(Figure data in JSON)
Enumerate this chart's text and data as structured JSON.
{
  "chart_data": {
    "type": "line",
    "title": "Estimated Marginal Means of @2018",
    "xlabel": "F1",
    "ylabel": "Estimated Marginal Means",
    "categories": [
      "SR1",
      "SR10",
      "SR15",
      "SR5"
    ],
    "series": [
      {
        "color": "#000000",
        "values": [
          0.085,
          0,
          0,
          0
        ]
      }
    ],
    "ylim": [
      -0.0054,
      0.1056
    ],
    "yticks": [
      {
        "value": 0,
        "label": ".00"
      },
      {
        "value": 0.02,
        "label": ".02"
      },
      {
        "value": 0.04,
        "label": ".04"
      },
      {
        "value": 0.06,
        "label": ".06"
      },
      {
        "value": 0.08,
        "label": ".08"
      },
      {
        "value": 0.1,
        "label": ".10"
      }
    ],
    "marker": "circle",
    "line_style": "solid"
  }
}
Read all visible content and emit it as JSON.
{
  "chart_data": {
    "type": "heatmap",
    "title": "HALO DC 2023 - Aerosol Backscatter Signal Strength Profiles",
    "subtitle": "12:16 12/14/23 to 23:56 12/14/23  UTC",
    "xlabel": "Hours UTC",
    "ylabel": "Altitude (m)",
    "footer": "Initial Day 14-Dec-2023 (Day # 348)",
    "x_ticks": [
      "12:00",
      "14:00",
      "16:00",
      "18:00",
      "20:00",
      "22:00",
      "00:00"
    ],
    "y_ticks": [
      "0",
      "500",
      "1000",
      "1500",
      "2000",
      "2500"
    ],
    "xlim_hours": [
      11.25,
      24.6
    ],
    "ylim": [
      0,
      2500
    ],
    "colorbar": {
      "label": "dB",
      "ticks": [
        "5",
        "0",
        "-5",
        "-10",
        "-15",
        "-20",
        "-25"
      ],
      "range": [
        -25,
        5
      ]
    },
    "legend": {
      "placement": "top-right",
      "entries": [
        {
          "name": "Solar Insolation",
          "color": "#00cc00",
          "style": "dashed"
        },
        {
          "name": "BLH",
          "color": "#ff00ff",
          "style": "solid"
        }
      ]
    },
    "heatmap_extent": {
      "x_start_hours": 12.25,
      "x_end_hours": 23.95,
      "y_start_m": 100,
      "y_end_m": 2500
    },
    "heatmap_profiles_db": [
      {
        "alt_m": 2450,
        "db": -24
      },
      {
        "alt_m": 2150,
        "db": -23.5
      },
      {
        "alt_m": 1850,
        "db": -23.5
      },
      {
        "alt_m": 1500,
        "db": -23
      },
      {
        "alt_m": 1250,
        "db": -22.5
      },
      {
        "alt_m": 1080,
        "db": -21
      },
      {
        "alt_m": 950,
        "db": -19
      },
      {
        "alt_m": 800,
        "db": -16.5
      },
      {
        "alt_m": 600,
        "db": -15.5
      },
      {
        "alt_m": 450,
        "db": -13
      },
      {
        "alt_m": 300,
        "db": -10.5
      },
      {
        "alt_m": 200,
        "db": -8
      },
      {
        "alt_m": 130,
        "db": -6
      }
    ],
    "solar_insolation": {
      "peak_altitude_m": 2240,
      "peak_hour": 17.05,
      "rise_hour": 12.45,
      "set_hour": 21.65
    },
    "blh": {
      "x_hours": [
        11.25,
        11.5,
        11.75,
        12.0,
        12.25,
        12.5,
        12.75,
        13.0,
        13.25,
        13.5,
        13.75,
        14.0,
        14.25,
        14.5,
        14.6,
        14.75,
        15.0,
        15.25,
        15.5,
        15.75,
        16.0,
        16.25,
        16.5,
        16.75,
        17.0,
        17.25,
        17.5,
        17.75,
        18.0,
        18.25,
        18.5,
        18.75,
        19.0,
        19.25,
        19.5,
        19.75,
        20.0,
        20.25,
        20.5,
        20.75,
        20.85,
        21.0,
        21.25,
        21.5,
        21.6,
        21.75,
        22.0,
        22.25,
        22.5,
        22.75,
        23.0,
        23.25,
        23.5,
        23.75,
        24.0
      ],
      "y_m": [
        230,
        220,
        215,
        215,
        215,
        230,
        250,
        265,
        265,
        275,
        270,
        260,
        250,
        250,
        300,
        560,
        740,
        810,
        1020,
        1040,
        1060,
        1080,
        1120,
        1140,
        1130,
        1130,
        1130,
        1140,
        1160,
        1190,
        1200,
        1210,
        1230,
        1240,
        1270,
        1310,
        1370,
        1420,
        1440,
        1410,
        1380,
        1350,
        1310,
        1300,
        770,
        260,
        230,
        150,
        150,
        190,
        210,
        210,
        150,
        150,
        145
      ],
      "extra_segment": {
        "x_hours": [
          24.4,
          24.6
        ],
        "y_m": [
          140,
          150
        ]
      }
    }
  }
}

» **Goal**
Track down every line with the word "Estimated" and copy it.

» **Response to this task**
    "title": "Estimated Marginal Means of @2018",
    "ylabel": "Estimated Marginal Means",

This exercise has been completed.